======== Items

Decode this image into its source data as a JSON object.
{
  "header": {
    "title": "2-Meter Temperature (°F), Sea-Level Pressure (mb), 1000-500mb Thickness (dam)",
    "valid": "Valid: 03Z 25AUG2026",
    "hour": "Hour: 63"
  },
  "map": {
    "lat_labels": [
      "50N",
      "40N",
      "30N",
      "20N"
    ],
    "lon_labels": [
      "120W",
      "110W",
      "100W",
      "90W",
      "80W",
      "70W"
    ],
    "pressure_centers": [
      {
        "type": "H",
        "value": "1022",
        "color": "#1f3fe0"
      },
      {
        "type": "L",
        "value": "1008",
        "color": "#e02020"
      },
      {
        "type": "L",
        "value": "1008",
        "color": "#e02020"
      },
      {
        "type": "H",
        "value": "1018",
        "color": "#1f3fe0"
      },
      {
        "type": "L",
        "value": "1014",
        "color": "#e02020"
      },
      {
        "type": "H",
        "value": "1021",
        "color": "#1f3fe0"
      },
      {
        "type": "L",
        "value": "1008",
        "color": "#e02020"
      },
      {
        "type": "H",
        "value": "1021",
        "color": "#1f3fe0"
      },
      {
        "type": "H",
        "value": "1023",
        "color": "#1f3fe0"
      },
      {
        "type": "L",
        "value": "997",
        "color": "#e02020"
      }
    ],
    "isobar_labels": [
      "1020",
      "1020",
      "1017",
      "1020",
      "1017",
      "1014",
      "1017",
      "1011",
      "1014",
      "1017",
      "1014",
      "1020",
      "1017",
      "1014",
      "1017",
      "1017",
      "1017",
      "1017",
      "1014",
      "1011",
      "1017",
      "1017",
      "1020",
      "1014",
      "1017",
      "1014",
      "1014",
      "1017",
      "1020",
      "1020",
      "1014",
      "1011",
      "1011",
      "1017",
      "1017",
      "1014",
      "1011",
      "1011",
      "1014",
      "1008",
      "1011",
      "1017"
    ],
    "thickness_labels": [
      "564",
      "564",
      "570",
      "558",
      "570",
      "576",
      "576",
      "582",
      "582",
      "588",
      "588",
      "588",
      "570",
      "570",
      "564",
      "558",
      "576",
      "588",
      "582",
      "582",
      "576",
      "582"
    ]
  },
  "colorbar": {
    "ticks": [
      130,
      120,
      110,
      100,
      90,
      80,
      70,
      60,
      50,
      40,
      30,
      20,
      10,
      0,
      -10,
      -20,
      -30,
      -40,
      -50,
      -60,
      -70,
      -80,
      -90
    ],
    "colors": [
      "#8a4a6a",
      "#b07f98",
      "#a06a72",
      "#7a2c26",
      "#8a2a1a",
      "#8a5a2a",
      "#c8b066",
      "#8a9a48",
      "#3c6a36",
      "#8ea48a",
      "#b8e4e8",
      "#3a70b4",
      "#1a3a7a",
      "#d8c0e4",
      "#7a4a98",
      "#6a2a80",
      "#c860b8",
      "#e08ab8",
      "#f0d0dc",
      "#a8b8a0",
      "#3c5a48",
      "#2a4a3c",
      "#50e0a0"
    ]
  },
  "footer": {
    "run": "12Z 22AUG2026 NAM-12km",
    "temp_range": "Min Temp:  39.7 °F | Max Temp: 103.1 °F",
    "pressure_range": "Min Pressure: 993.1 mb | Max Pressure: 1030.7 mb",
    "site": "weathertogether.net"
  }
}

================
======== Items

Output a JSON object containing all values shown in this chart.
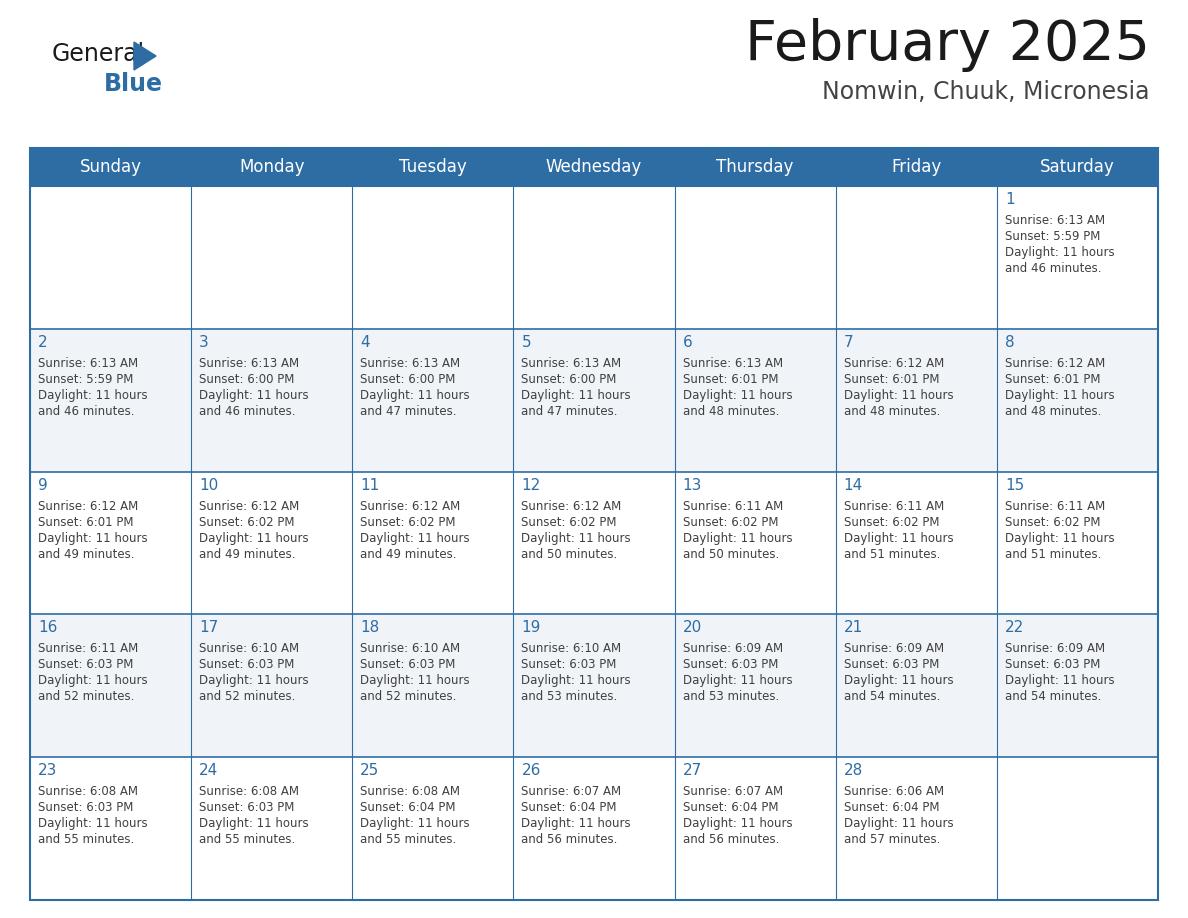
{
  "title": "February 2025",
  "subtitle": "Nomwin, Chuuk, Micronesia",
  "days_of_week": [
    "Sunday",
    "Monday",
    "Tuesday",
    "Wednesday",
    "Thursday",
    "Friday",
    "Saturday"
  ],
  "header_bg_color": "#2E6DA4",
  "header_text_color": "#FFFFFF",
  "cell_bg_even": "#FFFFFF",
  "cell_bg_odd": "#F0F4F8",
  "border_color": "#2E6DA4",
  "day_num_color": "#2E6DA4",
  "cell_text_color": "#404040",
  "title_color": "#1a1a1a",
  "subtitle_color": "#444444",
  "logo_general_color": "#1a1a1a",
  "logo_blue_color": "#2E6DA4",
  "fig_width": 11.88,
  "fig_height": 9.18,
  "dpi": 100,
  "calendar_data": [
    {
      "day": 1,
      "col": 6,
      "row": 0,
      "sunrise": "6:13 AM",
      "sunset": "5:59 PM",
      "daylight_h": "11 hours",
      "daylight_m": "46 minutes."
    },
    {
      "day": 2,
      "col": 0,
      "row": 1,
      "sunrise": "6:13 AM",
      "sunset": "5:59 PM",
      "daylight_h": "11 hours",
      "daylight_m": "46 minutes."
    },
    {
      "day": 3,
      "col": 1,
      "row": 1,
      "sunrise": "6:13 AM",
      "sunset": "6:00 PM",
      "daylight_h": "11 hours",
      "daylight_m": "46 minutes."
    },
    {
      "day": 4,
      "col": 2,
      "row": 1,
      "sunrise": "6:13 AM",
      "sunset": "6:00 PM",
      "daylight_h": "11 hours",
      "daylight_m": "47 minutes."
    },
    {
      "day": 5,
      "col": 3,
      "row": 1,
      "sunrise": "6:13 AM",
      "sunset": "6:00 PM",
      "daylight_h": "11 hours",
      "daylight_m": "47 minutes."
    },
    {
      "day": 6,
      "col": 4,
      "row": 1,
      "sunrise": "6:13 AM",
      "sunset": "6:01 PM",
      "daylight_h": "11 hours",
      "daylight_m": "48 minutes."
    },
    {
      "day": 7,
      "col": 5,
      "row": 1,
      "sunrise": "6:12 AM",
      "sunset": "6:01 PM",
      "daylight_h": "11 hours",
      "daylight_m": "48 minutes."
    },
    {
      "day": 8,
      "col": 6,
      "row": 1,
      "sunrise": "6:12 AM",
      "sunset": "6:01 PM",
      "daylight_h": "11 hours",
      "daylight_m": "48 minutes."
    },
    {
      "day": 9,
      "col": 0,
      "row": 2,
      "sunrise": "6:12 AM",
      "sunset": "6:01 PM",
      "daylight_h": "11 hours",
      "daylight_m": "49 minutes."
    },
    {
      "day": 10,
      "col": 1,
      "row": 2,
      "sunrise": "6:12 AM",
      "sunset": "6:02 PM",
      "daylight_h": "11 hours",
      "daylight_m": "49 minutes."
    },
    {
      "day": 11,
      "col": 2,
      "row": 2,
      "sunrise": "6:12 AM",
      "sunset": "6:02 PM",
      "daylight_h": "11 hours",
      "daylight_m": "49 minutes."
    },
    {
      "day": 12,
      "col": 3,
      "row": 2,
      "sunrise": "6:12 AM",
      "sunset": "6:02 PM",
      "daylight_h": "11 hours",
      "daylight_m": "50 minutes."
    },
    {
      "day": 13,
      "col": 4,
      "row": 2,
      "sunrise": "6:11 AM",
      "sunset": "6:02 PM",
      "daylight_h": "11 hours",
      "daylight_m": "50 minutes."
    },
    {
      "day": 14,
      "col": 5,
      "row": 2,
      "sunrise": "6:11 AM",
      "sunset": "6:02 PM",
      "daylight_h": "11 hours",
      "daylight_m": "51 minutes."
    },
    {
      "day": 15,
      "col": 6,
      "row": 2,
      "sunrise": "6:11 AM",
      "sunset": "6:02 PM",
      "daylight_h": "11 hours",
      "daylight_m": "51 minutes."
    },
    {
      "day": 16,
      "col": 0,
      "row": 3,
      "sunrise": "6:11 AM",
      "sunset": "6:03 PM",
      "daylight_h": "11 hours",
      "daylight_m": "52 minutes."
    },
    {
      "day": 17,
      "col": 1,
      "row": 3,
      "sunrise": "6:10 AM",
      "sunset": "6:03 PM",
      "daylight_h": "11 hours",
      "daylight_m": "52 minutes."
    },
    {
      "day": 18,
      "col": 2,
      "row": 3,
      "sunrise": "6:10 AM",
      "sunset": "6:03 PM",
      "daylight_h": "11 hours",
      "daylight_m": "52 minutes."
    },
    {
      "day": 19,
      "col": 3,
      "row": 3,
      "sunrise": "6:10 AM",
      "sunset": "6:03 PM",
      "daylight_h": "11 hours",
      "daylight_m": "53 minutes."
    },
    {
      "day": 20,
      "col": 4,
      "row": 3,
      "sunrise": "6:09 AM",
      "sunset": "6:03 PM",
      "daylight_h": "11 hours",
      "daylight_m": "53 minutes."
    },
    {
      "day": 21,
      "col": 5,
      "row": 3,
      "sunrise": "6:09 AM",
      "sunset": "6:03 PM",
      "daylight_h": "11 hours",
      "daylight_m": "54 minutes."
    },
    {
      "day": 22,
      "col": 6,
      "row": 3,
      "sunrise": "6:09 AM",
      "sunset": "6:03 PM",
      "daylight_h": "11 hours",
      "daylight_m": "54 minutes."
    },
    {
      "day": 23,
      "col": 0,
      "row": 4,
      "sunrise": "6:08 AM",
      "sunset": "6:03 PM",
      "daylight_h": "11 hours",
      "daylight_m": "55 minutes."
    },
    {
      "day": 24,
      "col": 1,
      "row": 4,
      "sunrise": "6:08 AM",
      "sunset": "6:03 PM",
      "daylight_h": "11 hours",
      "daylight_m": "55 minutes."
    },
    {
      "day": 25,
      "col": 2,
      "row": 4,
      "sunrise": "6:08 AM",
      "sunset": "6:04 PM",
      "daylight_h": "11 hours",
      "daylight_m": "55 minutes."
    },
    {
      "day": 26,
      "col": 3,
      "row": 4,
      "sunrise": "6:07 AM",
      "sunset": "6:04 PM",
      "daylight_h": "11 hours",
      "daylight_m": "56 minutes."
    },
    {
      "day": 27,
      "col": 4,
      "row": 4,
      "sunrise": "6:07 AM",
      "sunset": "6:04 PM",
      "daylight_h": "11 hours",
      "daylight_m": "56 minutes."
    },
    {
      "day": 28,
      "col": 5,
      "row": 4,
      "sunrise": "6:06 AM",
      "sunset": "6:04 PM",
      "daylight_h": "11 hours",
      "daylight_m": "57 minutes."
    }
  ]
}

================

Exercise brief: Where a line of the data holds "JSON", show that line.

Task output:
Decode this image into its source data as a JSON object.
Output a JSON object containing all values shown in this chart.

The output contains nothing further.